What is the number of lines holding the word "κιλά"? Write that number and nothing else.

+++ Source data

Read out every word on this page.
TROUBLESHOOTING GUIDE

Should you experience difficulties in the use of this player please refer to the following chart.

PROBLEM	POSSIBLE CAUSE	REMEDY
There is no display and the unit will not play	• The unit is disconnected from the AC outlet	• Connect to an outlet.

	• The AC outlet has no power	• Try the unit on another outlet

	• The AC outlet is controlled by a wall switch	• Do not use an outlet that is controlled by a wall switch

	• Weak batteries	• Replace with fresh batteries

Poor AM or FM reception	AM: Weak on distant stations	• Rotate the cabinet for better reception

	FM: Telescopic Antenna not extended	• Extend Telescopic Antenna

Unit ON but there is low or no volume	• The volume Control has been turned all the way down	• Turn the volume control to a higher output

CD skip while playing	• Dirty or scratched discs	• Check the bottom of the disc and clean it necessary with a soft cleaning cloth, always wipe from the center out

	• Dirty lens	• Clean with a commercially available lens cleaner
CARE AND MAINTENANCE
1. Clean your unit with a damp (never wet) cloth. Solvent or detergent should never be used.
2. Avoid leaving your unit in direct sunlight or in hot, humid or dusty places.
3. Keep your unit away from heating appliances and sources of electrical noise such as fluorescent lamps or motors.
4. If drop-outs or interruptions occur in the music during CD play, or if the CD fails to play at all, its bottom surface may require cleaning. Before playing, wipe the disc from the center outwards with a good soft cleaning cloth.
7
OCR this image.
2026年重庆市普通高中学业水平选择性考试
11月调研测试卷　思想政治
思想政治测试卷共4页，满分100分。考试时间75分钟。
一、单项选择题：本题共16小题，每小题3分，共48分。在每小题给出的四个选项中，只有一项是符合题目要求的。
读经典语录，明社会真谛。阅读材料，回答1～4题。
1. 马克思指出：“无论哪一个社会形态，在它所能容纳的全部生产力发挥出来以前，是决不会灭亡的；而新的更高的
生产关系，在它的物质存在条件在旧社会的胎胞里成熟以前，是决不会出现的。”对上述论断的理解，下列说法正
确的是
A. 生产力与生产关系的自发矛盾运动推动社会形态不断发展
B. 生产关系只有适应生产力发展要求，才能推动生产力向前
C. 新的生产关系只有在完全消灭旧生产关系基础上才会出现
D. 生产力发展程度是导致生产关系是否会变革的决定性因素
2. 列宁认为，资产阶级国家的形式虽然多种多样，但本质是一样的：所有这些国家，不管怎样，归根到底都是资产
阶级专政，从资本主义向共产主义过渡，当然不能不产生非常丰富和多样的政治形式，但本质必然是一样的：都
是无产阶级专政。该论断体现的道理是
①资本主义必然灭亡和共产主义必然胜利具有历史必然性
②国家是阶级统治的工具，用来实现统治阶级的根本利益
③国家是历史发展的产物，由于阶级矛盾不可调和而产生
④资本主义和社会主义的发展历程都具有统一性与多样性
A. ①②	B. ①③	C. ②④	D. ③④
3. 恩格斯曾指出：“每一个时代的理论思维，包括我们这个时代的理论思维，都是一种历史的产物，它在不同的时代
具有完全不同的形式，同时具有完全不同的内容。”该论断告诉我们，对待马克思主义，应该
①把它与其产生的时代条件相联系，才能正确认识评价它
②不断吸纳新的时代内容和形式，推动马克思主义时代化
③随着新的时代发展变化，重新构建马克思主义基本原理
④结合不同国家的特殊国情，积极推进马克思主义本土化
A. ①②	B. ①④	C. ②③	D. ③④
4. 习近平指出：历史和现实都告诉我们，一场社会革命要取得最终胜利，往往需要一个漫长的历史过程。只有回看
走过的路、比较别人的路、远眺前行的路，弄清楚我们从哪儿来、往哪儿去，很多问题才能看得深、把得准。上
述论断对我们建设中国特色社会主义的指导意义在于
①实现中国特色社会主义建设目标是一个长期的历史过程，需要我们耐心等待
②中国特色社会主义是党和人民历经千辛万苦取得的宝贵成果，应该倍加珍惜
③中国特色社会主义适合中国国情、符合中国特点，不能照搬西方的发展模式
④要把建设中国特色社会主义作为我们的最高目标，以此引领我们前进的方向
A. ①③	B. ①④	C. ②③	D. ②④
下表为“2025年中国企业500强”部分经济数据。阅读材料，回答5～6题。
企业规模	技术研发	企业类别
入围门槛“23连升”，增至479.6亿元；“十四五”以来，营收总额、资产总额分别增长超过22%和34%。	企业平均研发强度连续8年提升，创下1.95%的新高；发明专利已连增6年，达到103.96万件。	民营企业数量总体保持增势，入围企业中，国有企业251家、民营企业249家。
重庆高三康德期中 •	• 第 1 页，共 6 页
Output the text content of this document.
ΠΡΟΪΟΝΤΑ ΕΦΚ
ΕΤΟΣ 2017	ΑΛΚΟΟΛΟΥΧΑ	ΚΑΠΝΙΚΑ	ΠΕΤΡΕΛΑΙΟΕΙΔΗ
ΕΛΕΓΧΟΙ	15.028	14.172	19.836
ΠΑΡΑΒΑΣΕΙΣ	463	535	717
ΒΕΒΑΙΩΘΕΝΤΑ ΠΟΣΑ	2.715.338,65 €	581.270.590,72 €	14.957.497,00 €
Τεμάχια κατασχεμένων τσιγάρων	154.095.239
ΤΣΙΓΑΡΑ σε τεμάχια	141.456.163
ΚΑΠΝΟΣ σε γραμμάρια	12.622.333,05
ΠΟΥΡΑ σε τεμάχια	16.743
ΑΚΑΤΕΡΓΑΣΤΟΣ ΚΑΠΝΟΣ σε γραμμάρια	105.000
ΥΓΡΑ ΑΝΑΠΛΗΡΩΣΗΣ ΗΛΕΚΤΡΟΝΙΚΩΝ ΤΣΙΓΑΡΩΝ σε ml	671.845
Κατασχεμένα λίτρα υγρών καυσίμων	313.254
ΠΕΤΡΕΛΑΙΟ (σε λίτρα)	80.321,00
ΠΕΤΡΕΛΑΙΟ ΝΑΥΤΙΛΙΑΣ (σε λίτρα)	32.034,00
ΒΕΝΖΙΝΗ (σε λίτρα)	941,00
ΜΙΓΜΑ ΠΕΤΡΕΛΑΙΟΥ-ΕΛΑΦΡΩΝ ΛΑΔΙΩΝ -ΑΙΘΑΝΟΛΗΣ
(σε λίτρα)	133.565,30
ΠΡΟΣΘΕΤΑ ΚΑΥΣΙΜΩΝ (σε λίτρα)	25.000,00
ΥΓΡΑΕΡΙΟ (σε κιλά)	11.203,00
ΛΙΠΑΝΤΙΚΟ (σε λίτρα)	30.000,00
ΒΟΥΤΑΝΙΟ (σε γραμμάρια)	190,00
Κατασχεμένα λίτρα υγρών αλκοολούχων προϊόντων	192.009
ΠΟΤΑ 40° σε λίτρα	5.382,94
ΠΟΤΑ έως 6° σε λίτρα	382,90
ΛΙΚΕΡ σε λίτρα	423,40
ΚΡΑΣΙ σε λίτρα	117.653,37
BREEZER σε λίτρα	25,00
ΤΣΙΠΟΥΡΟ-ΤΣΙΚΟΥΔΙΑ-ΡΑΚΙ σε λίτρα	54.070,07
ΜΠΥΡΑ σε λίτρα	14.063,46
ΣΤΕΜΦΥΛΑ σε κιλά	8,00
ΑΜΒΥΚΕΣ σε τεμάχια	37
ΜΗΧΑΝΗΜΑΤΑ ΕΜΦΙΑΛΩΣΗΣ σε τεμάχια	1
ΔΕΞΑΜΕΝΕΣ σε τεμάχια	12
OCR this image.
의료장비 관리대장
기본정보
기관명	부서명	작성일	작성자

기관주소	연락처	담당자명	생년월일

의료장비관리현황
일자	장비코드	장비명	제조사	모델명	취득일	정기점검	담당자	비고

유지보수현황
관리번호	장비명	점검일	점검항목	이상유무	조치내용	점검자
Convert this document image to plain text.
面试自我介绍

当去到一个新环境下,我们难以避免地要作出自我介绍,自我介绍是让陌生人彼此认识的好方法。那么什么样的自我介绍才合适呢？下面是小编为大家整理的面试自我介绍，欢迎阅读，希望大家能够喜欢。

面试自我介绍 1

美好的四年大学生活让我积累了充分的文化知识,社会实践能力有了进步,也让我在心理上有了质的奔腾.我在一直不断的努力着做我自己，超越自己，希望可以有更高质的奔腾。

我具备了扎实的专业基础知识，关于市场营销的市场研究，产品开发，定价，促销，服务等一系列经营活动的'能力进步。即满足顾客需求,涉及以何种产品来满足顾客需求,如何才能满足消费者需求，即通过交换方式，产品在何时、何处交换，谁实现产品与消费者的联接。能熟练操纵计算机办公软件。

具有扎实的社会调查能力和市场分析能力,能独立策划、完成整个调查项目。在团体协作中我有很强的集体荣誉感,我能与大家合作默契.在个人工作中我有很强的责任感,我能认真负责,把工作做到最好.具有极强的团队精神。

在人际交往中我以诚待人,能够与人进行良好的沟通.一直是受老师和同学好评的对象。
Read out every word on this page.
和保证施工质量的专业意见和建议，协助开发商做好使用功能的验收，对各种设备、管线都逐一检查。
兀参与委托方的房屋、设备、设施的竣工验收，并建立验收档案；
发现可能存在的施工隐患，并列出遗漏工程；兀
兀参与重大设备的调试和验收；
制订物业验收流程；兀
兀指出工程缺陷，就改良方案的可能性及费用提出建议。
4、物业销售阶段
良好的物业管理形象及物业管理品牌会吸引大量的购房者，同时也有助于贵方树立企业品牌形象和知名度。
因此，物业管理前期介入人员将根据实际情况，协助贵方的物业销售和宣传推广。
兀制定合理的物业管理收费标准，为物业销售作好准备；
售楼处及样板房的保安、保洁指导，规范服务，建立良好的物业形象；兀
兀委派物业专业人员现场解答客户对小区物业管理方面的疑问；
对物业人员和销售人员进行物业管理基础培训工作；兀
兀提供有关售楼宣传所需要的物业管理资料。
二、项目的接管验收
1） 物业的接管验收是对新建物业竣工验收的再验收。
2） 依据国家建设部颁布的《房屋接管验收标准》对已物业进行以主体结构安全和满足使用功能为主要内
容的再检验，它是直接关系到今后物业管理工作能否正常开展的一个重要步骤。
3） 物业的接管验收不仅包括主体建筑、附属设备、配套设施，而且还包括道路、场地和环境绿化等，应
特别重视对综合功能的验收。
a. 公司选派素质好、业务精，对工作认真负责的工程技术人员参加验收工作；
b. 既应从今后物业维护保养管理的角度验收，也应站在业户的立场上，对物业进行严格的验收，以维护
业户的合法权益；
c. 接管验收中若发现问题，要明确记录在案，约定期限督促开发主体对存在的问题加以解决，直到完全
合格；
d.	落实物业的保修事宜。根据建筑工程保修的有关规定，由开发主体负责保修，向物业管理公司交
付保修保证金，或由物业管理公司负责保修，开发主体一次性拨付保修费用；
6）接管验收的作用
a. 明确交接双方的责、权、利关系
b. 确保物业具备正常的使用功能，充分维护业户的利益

++++++

The completed task:
2